=== Instructions to follow ===
Every record below should be printed exactly as it appears.

* Start Data shown *

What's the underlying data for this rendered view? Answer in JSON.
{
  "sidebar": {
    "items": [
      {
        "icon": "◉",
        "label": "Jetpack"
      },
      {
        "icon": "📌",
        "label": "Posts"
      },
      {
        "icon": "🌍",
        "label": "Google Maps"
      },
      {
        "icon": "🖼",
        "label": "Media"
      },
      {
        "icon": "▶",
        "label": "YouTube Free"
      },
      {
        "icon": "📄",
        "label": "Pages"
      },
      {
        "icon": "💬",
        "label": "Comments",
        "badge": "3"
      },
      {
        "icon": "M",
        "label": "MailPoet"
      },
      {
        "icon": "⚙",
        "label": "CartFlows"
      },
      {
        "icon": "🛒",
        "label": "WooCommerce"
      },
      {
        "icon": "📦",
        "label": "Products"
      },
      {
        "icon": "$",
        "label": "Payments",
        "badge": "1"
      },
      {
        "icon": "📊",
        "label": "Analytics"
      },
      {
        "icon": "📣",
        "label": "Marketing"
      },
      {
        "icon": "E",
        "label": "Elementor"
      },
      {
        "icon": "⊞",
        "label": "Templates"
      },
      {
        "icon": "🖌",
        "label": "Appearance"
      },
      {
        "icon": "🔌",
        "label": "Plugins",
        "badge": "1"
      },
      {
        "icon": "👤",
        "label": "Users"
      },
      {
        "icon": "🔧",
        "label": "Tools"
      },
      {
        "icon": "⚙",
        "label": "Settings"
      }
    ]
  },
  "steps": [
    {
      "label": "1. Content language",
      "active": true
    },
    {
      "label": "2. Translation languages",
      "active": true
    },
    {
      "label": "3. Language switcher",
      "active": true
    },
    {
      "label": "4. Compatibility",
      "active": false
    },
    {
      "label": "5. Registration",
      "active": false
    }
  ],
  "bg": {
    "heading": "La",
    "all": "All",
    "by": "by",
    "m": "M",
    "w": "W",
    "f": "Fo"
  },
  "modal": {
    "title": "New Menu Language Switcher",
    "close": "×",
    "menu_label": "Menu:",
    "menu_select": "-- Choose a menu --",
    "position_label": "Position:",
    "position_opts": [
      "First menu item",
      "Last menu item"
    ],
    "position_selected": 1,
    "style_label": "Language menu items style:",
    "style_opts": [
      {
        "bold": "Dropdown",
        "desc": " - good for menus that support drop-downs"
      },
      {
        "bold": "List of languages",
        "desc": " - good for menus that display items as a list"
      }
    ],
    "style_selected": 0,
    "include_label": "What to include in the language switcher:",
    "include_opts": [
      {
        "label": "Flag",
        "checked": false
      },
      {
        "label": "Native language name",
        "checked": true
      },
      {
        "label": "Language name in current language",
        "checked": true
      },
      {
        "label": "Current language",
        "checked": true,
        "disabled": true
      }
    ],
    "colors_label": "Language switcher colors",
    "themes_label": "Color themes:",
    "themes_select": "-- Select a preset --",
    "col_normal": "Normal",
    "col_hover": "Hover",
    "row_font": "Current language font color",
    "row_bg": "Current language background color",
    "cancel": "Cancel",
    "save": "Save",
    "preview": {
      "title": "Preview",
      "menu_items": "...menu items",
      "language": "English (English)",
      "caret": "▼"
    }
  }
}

* End Data shown *

=== Result ===
What's the underlying data for this rendered view? Answer in JSON.
{
  "sidebar": {
    "items": [
      {
        "icon": "◉",
        "label": "Jetpack"
      },
      {
        "icon": "📌",
        "label": "Posts"
      },
      {
        "icon": "🌍",
        "label": "Google Maps"
      },
      {
        "icon": "🖼",
        "label": "Media"
      },
      {
        "icon": "▶",
        "label": "YouTube Free"
      },
      {
        "icon": "📄",
        "label": "Pages"
      },
      {
        "icon": "💬",
        "label": "Comments",
        "badge": "3"
      },
      {
        "icon": "M",
        "label": "MailPoet"
      },
      {
        "icon": "⚙",
        "label": "CartFlows"
      },
      {
        "icon": "🛒",
        "label": "WooCommerce"
      },
      {
        "icon": "📦",
        "label": "Products"
      },
      {
        "icon": "$",
        "label": "Payments",
        "badge": "1"
      },
      {
        "icon": "📊",
        "label": "Analytics"
      },
      {
        "icon": "📣",
        "label": "Marketing"
      },
      {
        "icon": "E",
        "label": "Elementor"
      },
      {
        "icon": "⊞",
        "label": "Templates"
      },
      {
        "icon": "🖌",
        "label": "Appearance"
      },
      {
        "icon": "🔌",
        "label": "Plugins",
        "badge": "1"
      },
      {
        "icon": "👤",
        "label": "Users"
      },
      {
        "icon": "🔧",
        "label": "Tools"
      },
      {
        "icon": "⚙",
        "label": "Settings"
      }
    ]
  },
  "steps": [
    {
      "label": "1. Content language",
      "active": true
    },
    {
      "label": "2. Translation languages",
      "active": true
    },
    {
      "label": "3. Language switcher",
      "active": true
    },
    {
      "label": "4. Compatibility",
      "active": false
    },
    {
      "label": "5. Registration",
      "active": false
    }
  ],
  "bg": {
    "heading": "La",
    "all": "All",
    "by": "by",
    "m": "M",
    "w": "W",
    "f": "Fo"
  },
  "modal": {
    "title": "New Menu Language Switcher",
    "close": "×",
    "menu_label": "Menu:",
    "menu_select": "-- Choose a menu --",
    "position_label": "Position:",
    "position_opts": [
      "First menu item",
      "Last menu item"
    ],
    "position_selected": 1,
    "style_label": "Language menu items style:",
    "style_opts": [
      {
        "bold": "Dropdown",
        "desc": " - good for menus that support drop-downs"
      },
      {
        "bold": "List of languages",
        "desc": " - good for menus that display items as a list"
      }
    ],
    "style_selected": 0,
    "include_label": "What to include in the language switcher:",
    "include_opts": [
      {
        "label": "Flag",
        "checked": false
      },
      {
        "label": "Native language name",
        "checked": true
      },
      {
        "label": "Language name in current language",
        "checked": true
      },
      {
        "label": "Current language",
        "checked": true,
        "disabled": true
      }
    ],
    "colors_label": "Language switcher colors",
    "themes_label": "Color themes:",
    "themes_select": "-- Select a preset --",
    "col_normal": "Normal",
    "col_hover": "Hover",
    "row_font": "Current language font color",
    "row_bg": "Current language background color",
    "cancel": "Cancel",
    "save": "Save",
    "preview": {
      "title": "Preview",
      "menu_items": "...menu items",
      "language": "English (English)",
      "caret": "▼"
    }
  }
}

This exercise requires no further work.